## begin Supplied material

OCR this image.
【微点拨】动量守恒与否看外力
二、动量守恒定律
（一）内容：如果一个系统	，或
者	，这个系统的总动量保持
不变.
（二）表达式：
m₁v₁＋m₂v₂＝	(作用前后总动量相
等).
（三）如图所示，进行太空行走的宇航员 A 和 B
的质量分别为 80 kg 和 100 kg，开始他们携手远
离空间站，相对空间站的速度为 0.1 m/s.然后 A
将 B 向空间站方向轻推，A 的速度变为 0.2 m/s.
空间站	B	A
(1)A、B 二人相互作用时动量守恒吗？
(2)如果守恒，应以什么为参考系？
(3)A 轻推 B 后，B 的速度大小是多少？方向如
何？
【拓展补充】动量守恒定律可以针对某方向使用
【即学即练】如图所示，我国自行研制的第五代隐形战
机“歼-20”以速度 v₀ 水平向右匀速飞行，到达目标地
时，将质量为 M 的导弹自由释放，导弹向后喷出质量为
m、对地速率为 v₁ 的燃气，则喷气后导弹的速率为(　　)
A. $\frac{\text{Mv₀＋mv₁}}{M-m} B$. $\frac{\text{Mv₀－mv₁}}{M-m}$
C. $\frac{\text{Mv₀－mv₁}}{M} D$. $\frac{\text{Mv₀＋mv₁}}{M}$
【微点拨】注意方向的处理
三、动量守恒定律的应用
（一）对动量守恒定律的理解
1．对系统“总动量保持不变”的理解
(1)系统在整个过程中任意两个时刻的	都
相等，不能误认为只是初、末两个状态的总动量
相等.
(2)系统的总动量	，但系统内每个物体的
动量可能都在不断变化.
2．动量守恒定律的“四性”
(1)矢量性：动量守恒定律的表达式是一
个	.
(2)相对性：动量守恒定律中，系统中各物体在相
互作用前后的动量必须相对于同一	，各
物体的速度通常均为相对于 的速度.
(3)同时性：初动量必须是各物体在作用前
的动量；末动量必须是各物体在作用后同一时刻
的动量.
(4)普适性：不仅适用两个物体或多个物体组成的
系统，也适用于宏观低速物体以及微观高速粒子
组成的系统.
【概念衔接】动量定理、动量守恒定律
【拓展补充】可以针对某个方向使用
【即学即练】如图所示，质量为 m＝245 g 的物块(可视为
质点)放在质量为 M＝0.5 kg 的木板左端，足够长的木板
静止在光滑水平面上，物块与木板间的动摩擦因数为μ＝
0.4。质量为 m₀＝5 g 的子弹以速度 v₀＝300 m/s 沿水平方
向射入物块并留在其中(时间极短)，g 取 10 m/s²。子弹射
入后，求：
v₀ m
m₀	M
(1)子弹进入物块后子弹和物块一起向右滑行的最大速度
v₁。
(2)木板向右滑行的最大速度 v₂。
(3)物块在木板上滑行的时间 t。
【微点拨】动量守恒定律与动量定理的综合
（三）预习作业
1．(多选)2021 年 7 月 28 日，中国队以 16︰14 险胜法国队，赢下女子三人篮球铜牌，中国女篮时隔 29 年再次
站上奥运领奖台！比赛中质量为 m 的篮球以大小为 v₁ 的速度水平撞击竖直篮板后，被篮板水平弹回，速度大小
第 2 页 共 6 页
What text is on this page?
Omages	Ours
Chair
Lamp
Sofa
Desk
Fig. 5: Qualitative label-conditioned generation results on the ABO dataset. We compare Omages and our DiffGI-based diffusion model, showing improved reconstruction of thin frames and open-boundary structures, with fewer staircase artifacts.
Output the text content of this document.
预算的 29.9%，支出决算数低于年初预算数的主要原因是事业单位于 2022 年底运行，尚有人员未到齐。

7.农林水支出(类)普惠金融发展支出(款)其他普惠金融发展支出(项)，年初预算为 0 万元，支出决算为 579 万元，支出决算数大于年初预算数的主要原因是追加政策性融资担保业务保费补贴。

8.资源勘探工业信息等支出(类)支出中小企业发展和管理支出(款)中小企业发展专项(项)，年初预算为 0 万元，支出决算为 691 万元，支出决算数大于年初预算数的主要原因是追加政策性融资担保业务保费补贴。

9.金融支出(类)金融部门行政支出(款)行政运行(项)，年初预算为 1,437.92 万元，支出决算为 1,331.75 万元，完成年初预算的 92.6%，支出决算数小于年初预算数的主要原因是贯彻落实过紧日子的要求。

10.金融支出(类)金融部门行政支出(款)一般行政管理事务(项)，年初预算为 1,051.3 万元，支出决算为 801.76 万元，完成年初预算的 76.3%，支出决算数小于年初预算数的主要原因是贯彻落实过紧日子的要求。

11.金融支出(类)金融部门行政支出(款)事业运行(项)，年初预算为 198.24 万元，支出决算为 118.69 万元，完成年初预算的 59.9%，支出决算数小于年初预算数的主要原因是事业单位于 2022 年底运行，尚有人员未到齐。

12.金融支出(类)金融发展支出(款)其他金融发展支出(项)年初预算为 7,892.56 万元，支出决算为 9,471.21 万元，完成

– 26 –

## end Supplied material

*Written problem:* Which lines include the word "支出决算数大于年初预算数的主要原因是追加政策性融资担保业务保费补贴"? Copy every one of them.

*Exercise output:*
7.农林水支出(类)普惠金融发展支出(款)其他普惠金融发展支出(项)，年初预算为 0 万元，支出决算为 579 万元，支出决算数大于年初预算数的主要原因是追加政策性融资担保业务保费补贴。
8.资源勘探工业信息等支出(类)支出中小企业发展和管理支出(款)中小企业发展专项(项)，年初预算为 0 万元，支出决算为 691 万元，支出决算数大于年初预算数的主要原因是追加政策性融资担保业务保费补贴。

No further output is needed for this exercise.